TASK BRIEF
Look through the data below. Show each line where the string "dormer" occurs.

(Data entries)

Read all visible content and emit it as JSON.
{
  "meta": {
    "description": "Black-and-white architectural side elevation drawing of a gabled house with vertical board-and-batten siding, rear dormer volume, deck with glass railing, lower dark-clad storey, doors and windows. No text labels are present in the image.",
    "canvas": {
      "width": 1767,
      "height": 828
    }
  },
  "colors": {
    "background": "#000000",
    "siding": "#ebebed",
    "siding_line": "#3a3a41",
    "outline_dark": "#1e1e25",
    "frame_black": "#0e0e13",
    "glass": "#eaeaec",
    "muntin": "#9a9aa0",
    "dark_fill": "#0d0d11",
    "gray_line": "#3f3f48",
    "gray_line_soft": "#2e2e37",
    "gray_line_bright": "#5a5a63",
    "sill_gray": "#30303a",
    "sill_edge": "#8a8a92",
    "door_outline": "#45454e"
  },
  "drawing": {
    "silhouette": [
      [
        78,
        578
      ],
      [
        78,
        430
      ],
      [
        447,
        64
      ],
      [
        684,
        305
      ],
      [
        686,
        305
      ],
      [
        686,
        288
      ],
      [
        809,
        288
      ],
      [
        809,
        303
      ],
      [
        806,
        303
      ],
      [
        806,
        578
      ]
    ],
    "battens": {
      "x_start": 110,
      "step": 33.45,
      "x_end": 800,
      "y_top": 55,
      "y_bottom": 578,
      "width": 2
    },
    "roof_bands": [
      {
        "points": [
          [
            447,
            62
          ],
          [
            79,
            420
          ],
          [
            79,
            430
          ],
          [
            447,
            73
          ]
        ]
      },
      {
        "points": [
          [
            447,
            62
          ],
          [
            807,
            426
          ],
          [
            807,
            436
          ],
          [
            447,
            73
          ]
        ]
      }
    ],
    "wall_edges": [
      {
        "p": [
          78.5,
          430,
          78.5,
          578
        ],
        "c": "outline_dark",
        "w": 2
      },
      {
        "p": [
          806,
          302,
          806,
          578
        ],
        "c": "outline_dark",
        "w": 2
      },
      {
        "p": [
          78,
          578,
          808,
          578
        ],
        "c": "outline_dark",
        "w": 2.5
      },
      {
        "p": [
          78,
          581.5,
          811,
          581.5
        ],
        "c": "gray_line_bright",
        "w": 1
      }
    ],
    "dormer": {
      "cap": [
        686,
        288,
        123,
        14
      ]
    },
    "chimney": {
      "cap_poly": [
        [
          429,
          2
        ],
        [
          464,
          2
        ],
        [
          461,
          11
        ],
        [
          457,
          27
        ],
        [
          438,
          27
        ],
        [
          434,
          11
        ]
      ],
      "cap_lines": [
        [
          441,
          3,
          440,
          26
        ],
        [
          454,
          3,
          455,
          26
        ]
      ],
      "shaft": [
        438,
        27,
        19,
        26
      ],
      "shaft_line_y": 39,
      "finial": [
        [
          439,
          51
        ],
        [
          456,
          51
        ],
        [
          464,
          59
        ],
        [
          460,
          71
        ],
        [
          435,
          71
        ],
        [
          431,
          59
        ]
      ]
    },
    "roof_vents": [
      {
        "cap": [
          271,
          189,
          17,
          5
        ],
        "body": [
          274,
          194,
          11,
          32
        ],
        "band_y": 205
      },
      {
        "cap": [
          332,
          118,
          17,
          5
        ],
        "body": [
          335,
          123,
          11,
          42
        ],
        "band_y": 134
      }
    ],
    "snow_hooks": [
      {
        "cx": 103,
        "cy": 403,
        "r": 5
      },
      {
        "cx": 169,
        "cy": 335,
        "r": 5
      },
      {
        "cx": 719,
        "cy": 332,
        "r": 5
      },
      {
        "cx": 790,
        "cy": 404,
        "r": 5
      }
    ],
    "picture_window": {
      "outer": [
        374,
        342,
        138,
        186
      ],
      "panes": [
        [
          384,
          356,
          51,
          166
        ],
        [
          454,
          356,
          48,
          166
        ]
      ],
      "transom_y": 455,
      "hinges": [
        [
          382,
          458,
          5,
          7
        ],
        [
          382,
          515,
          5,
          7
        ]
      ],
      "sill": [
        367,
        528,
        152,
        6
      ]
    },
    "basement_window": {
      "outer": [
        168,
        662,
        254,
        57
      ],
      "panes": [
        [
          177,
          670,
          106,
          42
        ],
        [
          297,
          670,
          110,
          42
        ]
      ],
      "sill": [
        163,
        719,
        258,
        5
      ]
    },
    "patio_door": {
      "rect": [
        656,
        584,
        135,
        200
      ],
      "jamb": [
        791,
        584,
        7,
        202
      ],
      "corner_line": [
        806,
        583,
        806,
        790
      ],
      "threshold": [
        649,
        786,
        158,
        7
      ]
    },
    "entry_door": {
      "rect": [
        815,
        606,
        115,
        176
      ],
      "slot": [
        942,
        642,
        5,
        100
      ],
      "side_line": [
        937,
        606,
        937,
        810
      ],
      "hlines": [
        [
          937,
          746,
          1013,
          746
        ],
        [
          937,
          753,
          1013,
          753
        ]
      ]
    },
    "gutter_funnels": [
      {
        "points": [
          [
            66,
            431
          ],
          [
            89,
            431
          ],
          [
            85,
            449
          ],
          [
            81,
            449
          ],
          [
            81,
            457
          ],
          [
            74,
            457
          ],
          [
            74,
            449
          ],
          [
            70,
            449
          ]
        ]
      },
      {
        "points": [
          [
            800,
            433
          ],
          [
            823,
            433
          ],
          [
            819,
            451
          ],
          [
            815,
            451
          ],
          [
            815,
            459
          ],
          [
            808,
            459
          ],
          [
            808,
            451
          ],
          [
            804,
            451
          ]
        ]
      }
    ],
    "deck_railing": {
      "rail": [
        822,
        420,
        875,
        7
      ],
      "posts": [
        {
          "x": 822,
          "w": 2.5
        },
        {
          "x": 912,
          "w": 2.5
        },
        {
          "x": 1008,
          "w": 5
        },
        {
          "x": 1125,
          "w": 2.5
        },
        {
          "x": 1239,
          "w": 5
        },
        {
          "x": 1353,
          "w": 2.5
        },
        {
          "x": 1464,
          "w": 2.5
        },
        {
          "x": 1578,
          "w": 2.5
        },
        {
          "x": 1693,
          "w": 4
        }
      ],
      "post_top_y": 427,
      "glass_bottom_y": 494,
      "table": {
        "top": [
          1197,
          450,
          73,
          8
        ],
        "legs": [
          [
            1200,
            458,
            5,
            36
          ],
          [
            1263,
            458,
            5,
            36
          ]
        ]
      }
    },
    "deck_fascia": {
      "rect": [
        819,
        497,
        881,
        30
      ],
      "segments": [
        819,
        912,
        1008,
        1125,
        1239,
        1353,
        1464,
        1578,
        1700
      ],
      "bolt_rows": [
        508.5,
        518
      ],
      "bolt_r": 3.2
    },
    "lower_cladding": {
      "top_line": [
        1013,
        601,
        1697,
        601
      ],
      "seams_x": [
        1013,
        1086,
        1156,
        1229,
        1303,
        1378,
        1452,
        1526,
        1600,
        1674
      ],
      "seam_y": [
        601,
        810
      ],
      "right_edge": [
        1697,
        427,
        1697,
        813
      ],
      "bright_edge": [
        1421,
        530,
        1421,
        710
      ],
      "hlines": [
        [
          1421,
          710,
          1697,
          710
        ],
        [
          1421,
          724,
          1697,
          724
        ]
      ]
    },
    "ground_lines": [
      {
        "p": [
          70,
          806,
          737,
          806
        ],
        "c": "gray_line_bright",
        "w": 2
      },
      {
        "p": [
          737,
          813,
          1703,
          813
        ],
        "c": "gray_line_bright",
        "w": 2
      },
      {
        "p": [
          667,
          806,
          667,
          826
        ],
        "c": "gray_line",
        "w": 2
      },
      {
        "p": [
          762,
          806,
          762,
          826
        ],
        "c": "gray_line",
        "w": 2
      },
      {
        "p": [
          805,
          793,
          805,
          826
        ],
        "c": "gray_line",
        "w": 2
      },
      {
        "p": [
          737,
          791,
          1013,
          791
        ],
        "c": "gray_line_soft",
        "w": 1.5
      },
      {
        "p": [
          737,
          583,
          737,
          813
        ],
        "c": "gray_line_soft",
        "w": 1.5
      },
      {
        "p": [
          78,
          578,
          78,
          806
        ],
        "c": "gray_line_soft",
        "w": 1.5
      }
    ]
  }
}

RESPONSE TO THE EXERCISE
    "description": "Black-and-white architectural side elevation drawing of a gabled house with vertical board-and-batten siding, rear dormer volume, deck with glass railing, lower dark-clad storey, doors and windows. No text labels are present in the image.",
    "dormer": {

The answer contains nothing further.